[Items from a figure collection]
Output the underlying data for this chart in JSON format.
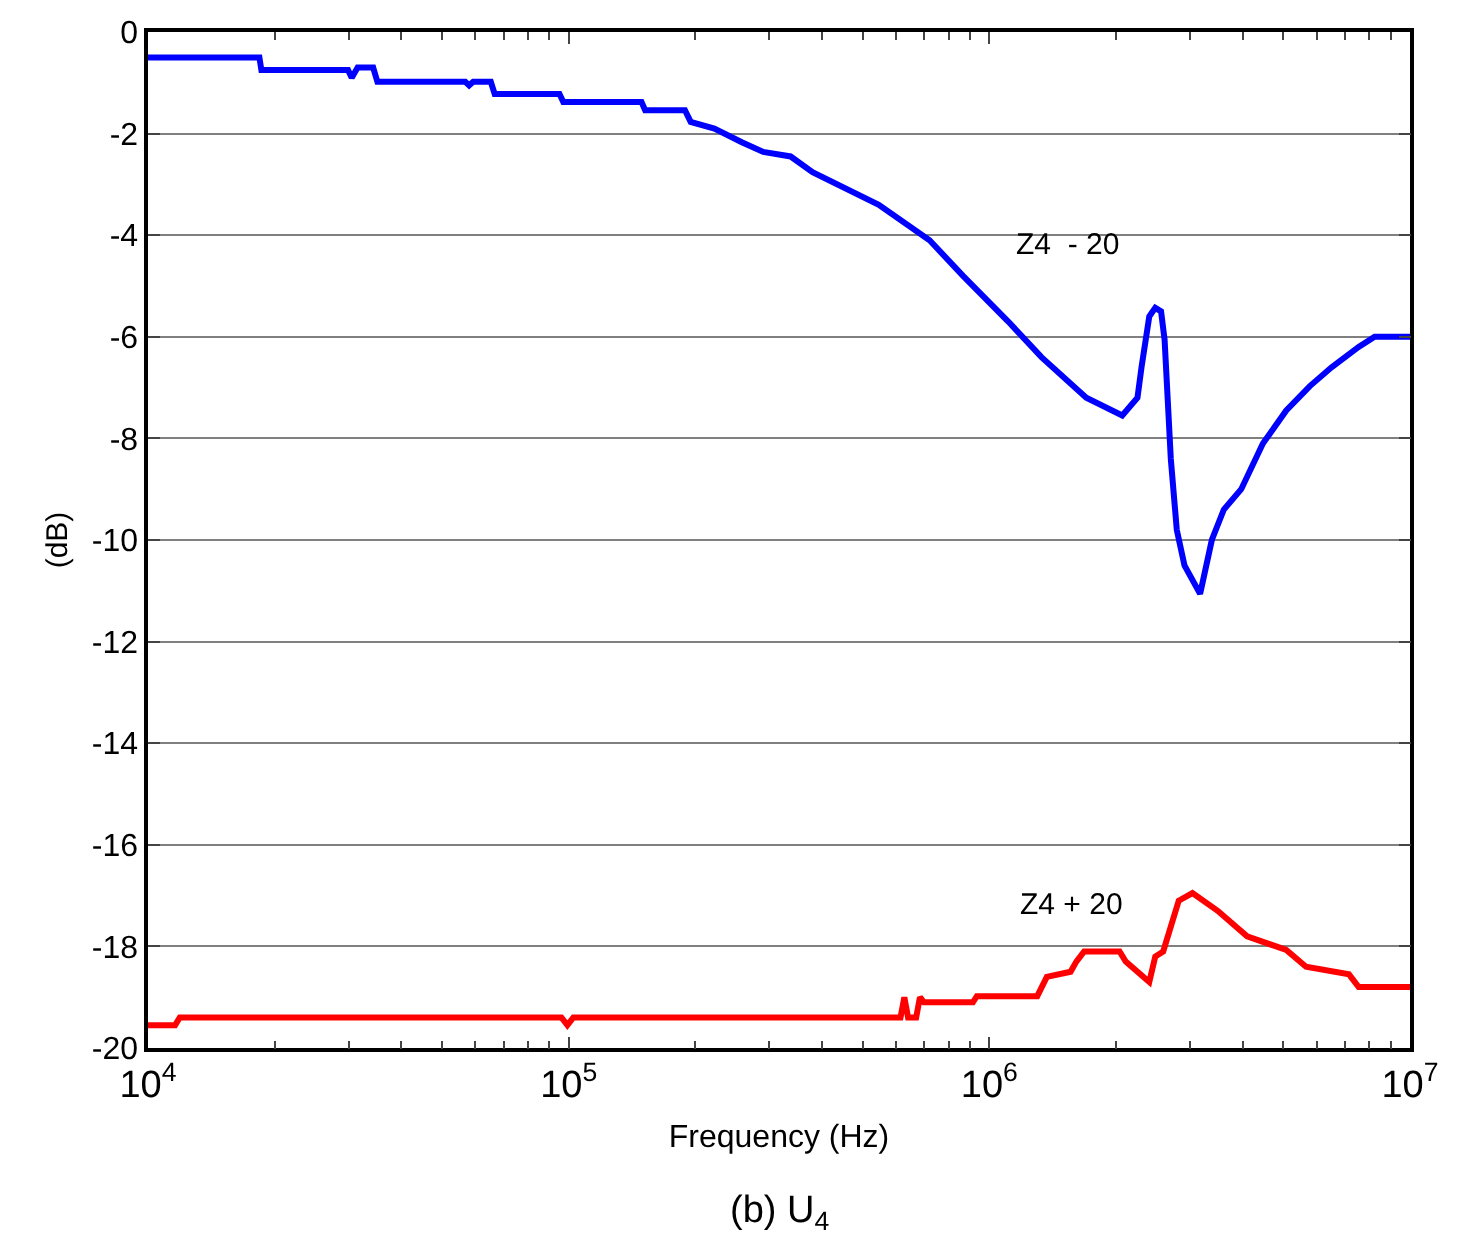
{
  "chart_data": {
    "type": "line",
    "xlabel": "Frequency (Hz)",
    "ylabel": "(dB)",
    "annotations": [
      "(b) U$_{4}$"
    ],
    "log": "x",
    "grid": "y",
    "legend": false,
    "marker": "none",
    "line_style": "solid",
    "xlim": [
      10000,
      10000000
    ],
    "xticks": [
      {
        "value": 10000,
        "label": "10$^{4}$"
      },
      {
        "value": 100000,
        "label": "10$^{5}$"
      },
      {
        "value": 1000000,
        "label": "10$^{6}$"
      },
      {
        "value": 10000000,
        "label": "10$^{7}$"
      }
    ],
    "ylim": [
      -20,
      0
    ],
    "yticks": [
      0,
      -2,
      -4,
      -6,
      -8,
      -10,
      -12,
      -14,
      -16,
      -18,
      -20
    ],
    "series": [
      {
        "name": "Z4  - 20",
        "color": "#0000ff",
        "x": [
          10000,
          18400,
          18600,
          29900,
          30500,
          31500,
          34300,
          35100,
          56800,
          58000,
          59300,
          65300,
          66700,
          95100,
          97100,
          149000,
          152000,
          189000,
          195000,
          222000,
          258000,
          290000,
          337000,
          380000,
          546000,
          721000,
          866000,
          1109000,
          1330000,
          1700000,
          2070000,
          2250000,
          2300000,
          2400000,
          2480000,
          2560000,
          2610000,
          2700000,
          2790000,
          2910000,
          3170000,
          3380000,
          3610000,
          3970000,
          4470000,
          5080000,
          5780000,
          6510000,
          7550000,
          8240000,
          10000000
        ],
        "values": [
          -0.5,
          -0.5,
          -0.75,
          -0.75,
          -0.9,
          -0.7,
          -0.7,
          -0.98,
          -0.98,
          -1.05,
          -0.98,
          -0.98,
          -1.22,
          -1.22,
          -1.38,
          -1.38,
          -1.54,
          -1.54,
          -1.77,
          -1.9,
          -2.17,
          -2.36,
          -2.45,
          -2.76,
          -3.4,
          -4.1,
          -4.8,
          -5.7,
          -6.4,
          -7.2,
          -7.55,
          -7.2,
          -6.6,
          -5.6,
          -5.43,
          -5.5,
          -6.06,
          -8.4,
          -9.8,
          -10.5,
          -11.06,
          -10,
          -9.4,
          -9,
          -8.1,
          -7.45,
          -6.97,
          -6.6,
          -6.2,
          -6,
          -6
        ]
      },
      {
        "name": "Z4 + 20",
        "color": "#ff0000",
        "x": [
          10000,
          11600,
          11900,
          96100,
          99300,
          102600,
          615000,
          628000,
          641000,
          670000,
          684000,
          699000,
          914000,
          934000,
          1300000,
          1370000,
          1560000,
          1610000,
          1680000,
          2040000,
          2110000,
          2400000,
          2480000,
          2590000,
          2820000,
          3040000,
          3490000,
          4100000,
          5080000,
          5660000,
          7160000,
          7550000,
          10000000
        ],
        "values": [
          -19.55,
          -19.55,
          -19.4,
          -19.4,
          -19.55,
          -19.4,
          -19.4,
          -19.0,
          -19.4,
          -19.4,
          -19.0,
          -19.1,
          -19.1,
          -18.98,
          -18.98,
          -18.6,
          -18.5,
          -18.3,
          -18.1,
          -18.1,
          -18.3,
          -18.7,
          -18.2,
          -18.1,
          -17.1,
          -16.95,
          -17.3,
          -17.8,
          -18.07,
          -18.4,
          -18.55,
          -18.8,
          -18.8
        ]
      }
    ]
  }
}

→ STATED TASK: Pictures are to be left out; the records above must be repeated word for word.

→ TASK SOLUTION:
Output the underlying data for this chart in JSON format.
{
  "chart_data": {
    "type": "line",
    "xlabel": "Frequency (Hz)",
    "ylabel": "(dB)",
    "annotations": [
      "(b) U$_{4}$"
    ],
    "log": "x",
    "grid": "y",
    "legend": false,
    "marker": "none",
    "line_style": "solid",
    "xlim": [
      10000,
      10000000
    ],
    "xticks": [
      {
        "value": 10000,
        "label": "10$^{4}$"
      },
      {
        "value": 100000,
        "label": "10$^{5}$"
      },
      {
        "value": 1000000,
        "label": "10$^{6}$"
      },
      {
        "value": 10000000,
        "label": "10$^{7}$"
      }
    ],
    "ylim": [
      -20,
      0
    ],
    "yticks": [
      0,
      -2,
      -4,
      -6,
      -8,
      -10,
      -12,
      -14,
      -16,
      -18,
      -20
    ],
    "series": [
      {
        "name": "Z4  - 20",
        "color": "#0000ff",
        "x": [
          10000,
          18400,
          18600,
          29900,
          30500,
          31500,
          34300,
          35100,
          56800,
          58000,
          59300,
          65300,
          66700,
          95100,
          97100,
          149000,
          152000,
          189000,
          195000,
          222000,
          258000,
          290000,
          337000,
          380000,
          546000,
          721000,
          866000,
          1109000,
          1330000,
          1700000,
          2070000,
          2250000,
          2300000,
          2400000,
          2480000,
          2560000,
          2610000,
          2700000,
          2790000,
          2910000,
          3170000,
          3380000,
          3610000,
          3970000,
          4470000,
          5080000,
          5780000,
          6510000,
          7550000,
          8240000,
          10000000
        ],
        "values": [
          -0.5,
          -0.5,
          -0.75,
          -0.75,
          -0.9,
          -0.7,
          -0.7,
          -0.98,
          -0.98,
          -1.05,
          -0.98,
          -0.98,
          -1.22,
          -1.22,
          -1.38,
          -1.38,
          -1.54,
          -1.54,
          -1.77,
          -1.9,
          -2.17,
          -2.36,
          -2.45,
          -2.76,
          -3.4,
          -4.1,
          -4.8,
          -5.7,
          -6.4,
          -7.2,
          -7.55,
          -7.2,
          -6.6,
          -5.6,
          -5.43,
          -5.5,
          -6.06,
          -8.4,
          -9.8,
          -10.5,
          -11.06,
          -10,
          -9.4,
          -9,
          -8.1,
          -7.45,
          -6.97,
          -6.6,
          -6.2,
          -6,
          -6
        ]
      },
      {
        "name": "Z4 + 20",
        "color": "#ff0000",
        "x": [
          10000,
          11600,
          11900,
          96100,
          99300,
          102600,
          615000,
          628000,
          641000,
          670000,
          684000,
          699000,
          914000,
          934000,
          1300000,
          1370000,
          1560000,
          1610000,
          1680000,
          2040000,
          2110000,
          2400000,
          2480000,
          2590000,
          2820000,
          3040000,
          3490000,
          4100000,
          5080000,
          5660000,
          7160000,
          7550000,
          10000000
        ],
        "values": [
          -19.55,
          -19.55,
          -19.4,
          -19.4,
          -19.55,
          -19.4,
          -19.4,
          -19.0,
          -19.4,
          -19.4,
          -19.0,
          -19.1,
          -19.1,
          -18.98,
          -18.98,
          -18.6,
          -18.5,
          -18.3,
          -18.1,
          -18.1,
          -18.3,
          -18.7,
          -18.2,
          -18.1,
          -17.1,
          -16.95,
          -17.3,
          -17.8,
          -18.07,
          -18.4,
          -18.55,
          -18.8,
          -18.8
        ]
      }
    ]
  }
}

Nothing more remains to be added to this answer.